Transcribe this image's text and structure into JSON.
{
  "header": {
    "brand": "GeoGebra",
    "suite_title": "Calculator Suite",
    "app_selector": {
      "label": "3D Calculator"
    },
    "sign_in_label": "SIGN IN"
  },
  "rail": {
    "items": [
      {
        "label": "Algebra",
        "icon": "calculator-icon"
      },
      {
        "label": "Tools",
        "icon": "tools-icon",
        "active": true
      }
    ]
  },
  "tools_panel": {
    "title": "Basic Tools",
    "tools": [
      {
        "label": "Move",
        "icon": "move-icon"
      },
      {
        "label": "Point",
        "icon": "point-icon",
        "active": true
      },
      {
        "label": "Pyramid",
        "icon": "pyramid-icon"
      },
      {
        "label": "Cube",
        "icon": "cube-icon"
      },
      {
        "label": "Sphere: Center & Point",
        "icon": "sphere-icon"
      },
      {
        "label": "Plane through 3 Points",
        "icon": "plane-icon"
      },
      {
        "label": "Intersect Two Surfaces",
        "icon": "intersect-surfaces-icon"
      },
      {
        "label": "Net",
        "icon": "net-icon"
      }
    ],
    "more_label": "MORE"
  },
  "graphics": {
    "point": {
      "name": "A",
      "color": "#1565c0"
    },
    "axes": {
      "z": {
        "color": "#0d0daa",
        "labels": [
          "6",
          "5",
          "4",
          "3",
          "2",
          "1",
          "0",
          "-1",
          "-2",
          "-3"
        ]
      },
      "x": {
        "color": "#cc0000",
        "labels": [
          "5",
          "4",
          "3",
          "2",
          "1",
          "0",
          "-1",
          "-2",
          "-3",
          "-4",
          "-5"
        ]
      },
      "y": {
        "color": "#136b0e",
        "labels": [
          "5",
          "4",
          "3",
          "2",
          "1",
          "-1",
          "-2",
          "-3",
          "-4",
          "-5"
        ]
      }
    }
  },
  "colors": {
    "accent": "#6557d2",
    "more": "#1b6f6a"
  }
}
·····
» EXERCISE TASK: Please restate the data word for word, every record included.

» RESPONSE:
Transcribe this image's text and structure into JSON.
{
  "header": {
    "brand": "GeoGebra",
    "suite_title": "Calculator Suite",
    "app_selector": {
      "label": "3D Calculator"
    },
    "sign_in_label": "SIGN IN"
  },
  "rail": {
    "items": [
      {
        "label": "Algebra",
        "icon": "calculator-icon"
      },
      {
        "label": "Tools",
        "icon": "tools-icon",
        "active": true
      }
    ]
  },
  "tools_panel": {
    "title": "Basic Tools",
    "tools": [
      {
        "label": "Move",
        "icon": "move-icon"
      },
      {
        "label": "Point",
        "icon": "point-icon",
        "active": true
      },
      {
        "label": "Pyramid",
        "icon": "pyramid-icon"
      },
      {
        "label": "Cube",
        "icon": "cube-icon"
      },
      {
        "label": "Sphere: Center & Point",
        "icon": "sphere-icon"
      },
      {
        "label": "Plane through 3 Points",
        "icon": "plane-icon"
      },
      {
        "label": "Intersect Two Surfaces",
        "icon": "intersect-surfaces-icon"
      },
      {
        "label": "Net",
        "icon": "net-icon"
      }
    ],
    "more_label": "MORE"
  },
  "graphics": {
    "point": {
      "name": "A",
      "color": "#1565c0"
    },
    "axes": {
      "z": {
        "color": "#0d0daa",
        "labels": [
          "6",
          "5",
          "4",
          "3",
          "2",
          "1",
          "0",
          "-1",
          "-2",
          "-3"
        ]
      },
      "x": {
        "color": "#cc0000",
        "labels": [
          "5",
          "4",
          "3",
          "2",
          "1",
          "0",
          "-1",
          "-2",
          "-3",
          "-4",
          "-5"
        ]
      },
      "y": {
        "color": "#136b0e",
        "labels": [
          "5",
          "4",
          "3",
          "2",
          "1",
          "-1",
          "-2",
          "-3",
          "-4",
          "-5"
        ]
      }
    }
  },
  "colors": {
    "accent": "#6557d2",
    "more": "#1b6f6a"
  }
}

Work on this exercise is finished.